Please turn every listing below into a numbered list of its lines, skipping any blank lines. Leave the pictures out of your answer.

■ Layout coordinate data:
= = = = =

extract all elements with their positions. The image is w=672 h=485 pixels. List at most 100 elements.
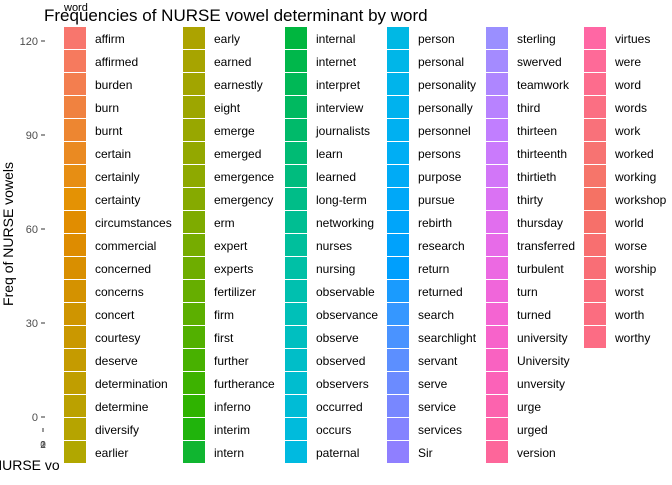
legend-label: further [214, 354, 249, 368]
legend-key [285, 280, 307, 302]
legend-label: worst [614, 285, 644, 299]
x-tick-label: 1 [40, 440, 46, 451]
legend-label: worth [614, 308, 644, 322]
legend-key [387, 280, 409, 302]
legend-key [285, 73, 307, 95]
legend-label: world [614, 216, 644, 230]
legend-key [183, 119, 205, 141]
legend-key [183, 27, 205, 49]
legend-label: early [214, 32, 240, 46]
legend-key [584, 257, 606, 279]
legend-key [285, 96, 307, 118]
legend-key [584, 211, 606, 233]
legend-label: thirtieth [517, 170, 556, 184]
legend-key [584, 50, 606, 72]
legend-key [486, 27, 508, 49]
x-axis-label: NURSE vo [0, 457, 60, 473]
legend-key [387, 211, 409, 233]
legend-key [64, 142, 86, 164]
legend-key [387, 326, 409, 348]
legend-key [285, 372, 307, 394]
legend-key [387, 372, 409, 394]
legend-label: eight [214, 101, 241, 115]
legend-label: teamwork [517, 78, 570, 92]
legend-key [584, 27, 606, 49]
legend-label: affirmed [95, 55, 138, 69]
legend-label: fertilizer [214, 285, 256, 299]
chart-title: Frequencies of NURSE vowel determinant b… [44, 6, 428, 25]
legend-label: workshop [614, 193, 667, 207]
legend-label: purpose [418, 170, 462, 184]
legend-key [285, 257, 307, 279]
legend-key [64, 326, 86, 348]
legend-key [387, 418, 409, 440]
legend-key [584, 73, 606, 95]
legend-key [387, 441, 409, 463]
legend-label: emergence [214, 170, 274, 184]
legend-label: thirteenth [517, 147, 567, 161]
legend-key [486, 73, 508, 95]
legend-label: internet [316, 55, 357, 69]
legend-key [387, 165, 409, 187]
legend-label: emerge [214, 124, 255, 138]
legend-key [387, 142, 409, 164]
legend-label: unversity [517, 377, 565, 391]
legend-label: urge [517, 400, 541, 414]
legend-key [183, 349, 205, 371]
legend-label: certainly [95, 170, 140, 184]
y-tick-label: 30 [26, 318, 38, 330]
legend-key [285, 211, 307, 233]
legend-label: determine [95, 400, 149, 414]
legend-key [64, 211, 86, 233]
legend-label: searchlight [418, 331, 477, 345]
legend-key [387, 303, 409, 325]
legend-label: thirteen [517, 124, 557, 138]
legend-key [486, 418, 508, 440]
legend-key [584, 326, 606, 348]
legend-key [387, 27, 409, 49]
legend-label: observers [316, 377, 369, 391]
legend-label: word [614, 78, 641, 92]
legend-key [584, 119, 606, 141]
legend-key [285, 234, 307, 256]
legend-label: nursing [316, 262, 355, 276]
legend-key [64, 441, 86, 463]
legend-label: worship [614, 262, 657, 276]
legend-key [64, 50, 86, 72]
legend-key [183, 418, 205, 440]
legend-label: worthy [614, 331, 650, 345]
legend-label: observed [316, 354, 365, 368]
legend-label: nurses [316, 239, 352, 253]
legend-key [64, 119, 86, 141]
legend-key [486, 165, 508, 187]
legend-key [183, 441, 205, 463]
legend-key [584, 234, 606, 256]
legend-key [64, 418, 86, 440]
legend-label: worked [614, 147, 654, 161]
legend-label: observable [316, 285, 375, 299]
legend-key [486, 211, 508, 233]
legend-key [285, 441, 307, 463]
legend-key [584, 165, 606, 187]
legend-label: intern [214, 446, 244, 460]
legend-label: Sir [418, 446, 433, 460]
legend-label: university [517, 331, 568, 345]
legend-label: words [614, 101, 647, 115]
legend-key [285, 349, 307, 371]
legend-label: service [418, 400, 456, 414]
legend-label: learned [316, 170, 356, 184]
y-tick-label: 90 [26, 130, 38, 142]
legend-label: interview [316, 101, 364, 115]
legend-key [387, 395, 409, 417]
legend-label: worse [614, 239, 647, 253]
legend-label: research [418, 239, 465, 253]
legend-label: observe [316, 331, 359, 345]
legend-key [183, 303, 205, 325]
legend-label: turbulent [517, 262, 564, 276]
legend-label: University [517, 354, 570, 368]
legend-label: paternal [316, 446, 359, 460]
legend-key [486, 50, 508, 72]
legend-key [387, 119, 409, 141]
legend-label: working [614, 170, 656, 184]
legend-label: firm [214, 308, 234, 322]
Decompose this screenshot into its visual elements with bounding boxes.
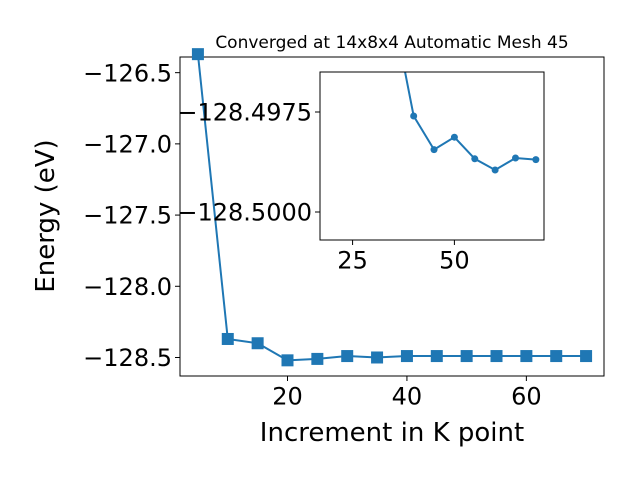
main-data-point [311, 352, 324, 365]
inset-data-point [390, 9, 397, 16]
main-series [191, 48, 593, 367]
inset-x-tick-label: 50 [439, 246, 470, 274]
inset-data-point [491, 166, 499, 174]
main-y-tick-label: −127.0 [83, 131, 172, 159]
inset-data-point [471, 155, 479, 163]
inset-series-line [404, 72, 536, 172]
main-data-point [460, 350, 473, 363]
main-data-point [550, 350, 563, 363]
main-y-tick-label: −126.5 [83, 59, 172, 87]
inset-plot-frame [319, 71, 545, 241]
main-data-point [371, 351, 384, 364]
main-plot-frame [179, 56, 605, 377]
y-axis-label: Energy (eV) [31, 139, 61, 292]
x-axis-label: Increment in K point [260, 418, 524, 448]
inset-plot: 25 50 −128.5000 −128.4975 [177, 9, 545, 275]
main-data-point [580, 350, 593, 363]
inset-plot-background [320, 72, 544, 240]
main-data-point [400, 350, 413, 363]
inset-data-point [430, 146, 438, 154]
main-data-point [430, 350, 443, 363]
inset-ticks: 25 50 −128.5000 −128.4975 [177, 99, 469, 275]
inset-y-tick-label: −128.5000 [177, 199, 312, 227]
main-ticks: 20 40 60 −128.5 −128.0 −127.5 −127.0 −126.5 [83, 59, 541, 410]
main-y-tick-label: −128.5 [83, 344, 172, 372]
inset-series [390, 9, 540, 174]
main-y-tick-label: −127.5 [83, 202, 172, 230]
inset-data-point [410, 112, 418, 120]
main-x-tick-label: 60 [511, 382, 542, 410]
main-data-point [191, 48, 204, 61]
inset-x-tick-label: 25 [337, 246, 368, 274]
main-data-point [281, 354, 294, 367]
chart-title: Converged at 14x8x4 Automatic Mesh 45 [215, 33, 568, 53]
inset-y-tick-label: −128.4975 [177, 99, 312, 127]
main-data-point [490, 350, 503, 363]
inset-data-point [532, 156, 540, 164]
main-plot: 20 40 60 −128.5 −128.0 −127.5 −127.0 −126.5 Con… [31, 33, 605, 448]
main-y-tick-label: −128.0 [83, 273, 172, 301]
main-x-tick-label: 20 [272, 382, 303, 410]
main-data-point [520, 350, 533, 363]
main-data-point [221, 332, 234, 345]
main-x-tick-label: 40 [392, 382, 423, 410]
main-data-point [341, 350, 354, 363]
inset-data-point [511, 154, 519, 162]
main-data-point [251, 337, 264, 350]
inset-data-point [450, 133, 458, 141]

= = = = =

■ Complete answer:
1. extract all elements with their positions. The image is w=672 h=485 pixels. List at most 100 elements.
2. legend-label: further [214, 354, 249, 368]
3. legend-key [285, 280, 307, 302]
4. legend-label: worst [614, 285, 644, 299]
5. x-tick-label: 1 [40, 440, 46, 451]
6. legend-label: worth [614, 308, 644, 322]
7. legend-key [387, 280, 409, 302]
8. legend-key [285, 73, 307, 95]
9. legend-label: world [614, 216, 644, 230]
10. legend-key [183, 119, 205, 141]
11. legend-key [183, 27, 205, 49]
12. legend-label: early [214, 32, 240, 46]
13. legend-key [584, 257, 606, 279]
14. legend-key [285, 96, 307, 118]
15. legend-key [584, 211, 606, 233]
16. legend-label: thirtieth [517, 170, 556, 184]
17. legend-key [584, 50, 606, 72]
18. legend-key [486, 27, 508, 49]
19. x-axis-label: NURSE vo [0, 457, 60, 473]
20. legend-key [387, 211, 409, 233]
21. legend-key [64, 142, 86, 164]
22. legend-key [387, 326, 409, 348]
23. legend-key [285, 372, 307, 394]
24. legend-key [387, 372, 409, 394]
25. legend-label: eight [214, 101, 241, 115]
26. legend-label: teamwork [517, 78, 570, 92]
27. legend-key [584, 27, 606, 49]
28. legend-label: affirmed [95, 55, 138, 69]
29. legend-label: fertilizer [214, 285, 256, 299]
30. chart-title: Frequencies of NURSE vowel determinant b… [44, 6, 428, 25]
31. legend-label: workshop [614, 193, 667, 207]
32. legend-label: purpose [418, 170, 462, 184]
33. legend-key [285, 257, 307, 279]
34. legend-key [64, 326, 86, 348]
35. legend-key [387, 418, 409, 440]
36. legend-key [584, 73, 606, 95]
37. legend-key [387, 441, 409, 463]
38. legend-label: emergence [214, 170, 274, 184]
39. legend-label: thirteenth [517, 147, 567, 161]
40. legend-key [486, 73, 508, 95]
41. legend-label: internet [316, 55, 357, 69]
42. legend-key [387, 165, 409, 187]
43. legend-label: emerge [214, 124, 255, 138]
44. legend-key [387, 142, 409, 164]
45. legend-label: unversity [517, 377, 565, 391]
46. legend-label: urge [517, 400, 541, 414]
47. legend-key [183, 349, 205, 371]
48. legend-label: certainly [95, 170, 140, 184]
49. y-tick-label: 30 [26, 318, 38, 330]
50. legend-key [285, 211, 307, 233]
51. legend-label: determine [95, 400, 149, 414]
52. legend-key [64, 211, 86, 233]
53. legend-label: searchlight [418, 331, 477, 345]
54. legend-key [387, 303, 409, 325]
55. legend-label: thirteen [517, 124, 557, 138]
56. legend-key [486, 418, 508, 440]
57. legend-key [584, 326, 606, 348]
58. legend-key [387, 27, 409, 49]
59. legend-label: observers [316, 377, 369, 391]
60. legend-label: word [614, 78, 641, 92]
61. legend-key [584, 119, 606, 141]
62. legend-key [285, 234, 307, 256]
63. legend-label: nursing [316, 262, 355, 276]
64. legend-key [64, 441, 86, 463]
65. legend-label: worship [614, 262, 657, 276]
66. legend-key [64, 50, 86, 72]
67. legend-key [183, 418, 205, 440]
68. legend-label: worthy [614, 331, 650, 345]
69. legend-label: observed [316, 354, 365, 368]
70. legend-label: nurses [316, 239, 352, 253]
71. legend-key [64, 119, 86, 141]
72. legend-key [486, 165, 508, 187]
73. legend-key [183, 441, 205, 463]
74. legend-key [584, 234, 606, 256]
75. legend-key [64, 418, 86, 440]
76. legend-label: worked [614, 147, 654, 161]
77. legend-label: observable [316, 285, 375, 299]
78. legend-key [486, 211, 508, 233]
79. legend-key [285, 441, 307, 463]
80. legend-key [584, 165, 606, 187]
81. legend-label: intern [214, 446, 244, 460]
82. legend-label: Sir [418, 446, 433, 460]
83. legend-label: university [517, 331, 568, 345]
84. legend-label: words [614, 101, 647, 115]
85. legend-key [285, 349, 307, 371]
86. legend-label: service [418, 400, 456, 414]
87. legend-label: learned [316, 170, 356, 184]
88. y-tick-label: 90 [26, 130, 38, 142]
89. legend-label: interview [316, 101, 364, 115]
90. legend-key [387, 395, 409, 417]
91. legend-label: worse [614, 239, 647, 253]
92. legend-label: research [418, 239, 465, 253]
93. legend-label: observe [316, 331, 359, 345]
94. legend-key [183, 303, 205, 325]
95. legend-label: turbulent [517, 262, 564, 276]
96. legend-label: University [517, 354, 570, 368]
97. legend-label: paternal [316, 446, 359, 460]
98. legend-key [486, 50, 508, 72]
99. legend-key [387, 119, 409, 141]
100. legend-label: working [614, 170, 656, 184]
101. legend-label: firm [214, 308, 234, 322]
102. Decompose this screenshot into its visual elements with bounding boxes.
103. main-data-point [311, 352, 324, 365]
104. inset-data-point [390, 9, 397, 16]
105. main-series [191, 48, 593, 367]
106. inset-x-tick-label: 50 [439, 246, 470, 274]
107. inset-data-point [491, 166, 499, 174]
108. main-y-tick-label: −127.0 [83, 131, 172, 159]
109. inset-data-point [471, 155, 479, 163]
110. inset-series-line [404, 72, 536, 172]
111. main-data-point [460, 350, 473, 363]
112. main-data-point [550, 350, 563, 363]
113. main-y-tick-label: −126.5 [83, 59, 172, 87]
114. inset-plot-frame [319, 71, 545, 241]
115. main-data-point [371, 351, 384, 364]
116. main-plot-frame [179, 56, 605, 377]
117. y-axis-label: Energy (eV) [31, 139, 61, 292]
118. x-axis-label: Increment in K point [260, 418, 524, 448]
119. inset-plot: 25 50 −128.5000 −128.4975 [177, 9, 545, 275]
120. main-data-point [580, 350, 593, 363]
121. inset-plot-background [320, 72, 544, 240]
122. main-data-point [400, 350, 413, 363]
123. inset-data-point [430, 146, 438, 154]
124. main-data-point [430, 350, 443, 363]
125. inset-ticks: 25 50 −128.5000 −128.4975 [177, 99, 469, 275]
126. inset-y-tick-label: −128.5000 [177, 199, 312, 227]
127. main-ticks: 20 40 60 −128.5 −128.0 −127.5 −127.0 −126.5 [83, 59, 541, 410]
128. main-y-tick-label: −128.5 [83, 344, 172, 372]
129. inset-series [390, 9, 540, 174]
130. main-y-tick-label: −127.5 [83, 202, 172, 230]
131. inset-data-point [410, 112, 418, 120]
132. main-x-tick-label: 60 [511, 382, 542, 410]
133. main-data-point [191, 48, 204, 61]
134. inset-x-tick-label: 25 [337, 246, 368, 274]
135. main-data-point [281, 354, 294, 367]
136. chart-title: Converged at 14x8x4 Automatic Mesh 45 [215, 33, 568, 53]
137. inset-y-tick-label: −128.4975 [177, 99, 312, 127]
138. main-data-point [490, 350, 503, 363]
139. inset-data-point [532, 156, 540, 164]
140. main-plot: 20 40 60 −128.5 −128.0 −127.5 −127.0 −126.5 Con… [31, 33, 605, 448]
141. main-y-tick-label: −128.0 [83, 273, 172, 301]
142. main-x-tick-label: 20 [272, 382, 303, 410]
143. main-data-point [520, 350, 533, 363]
144. main-data-point [221, 332, 234, 345]
145. main-x-tick-label: 40 [392, 382, 423, 410]
146. main-data-point [341, 350, 354, 363]
147. inset-data-point [511, 154, 519, 162]
148. main-data-point [251, 337, 264, 350]
149. inset-data-point [450, 133, 458, 141]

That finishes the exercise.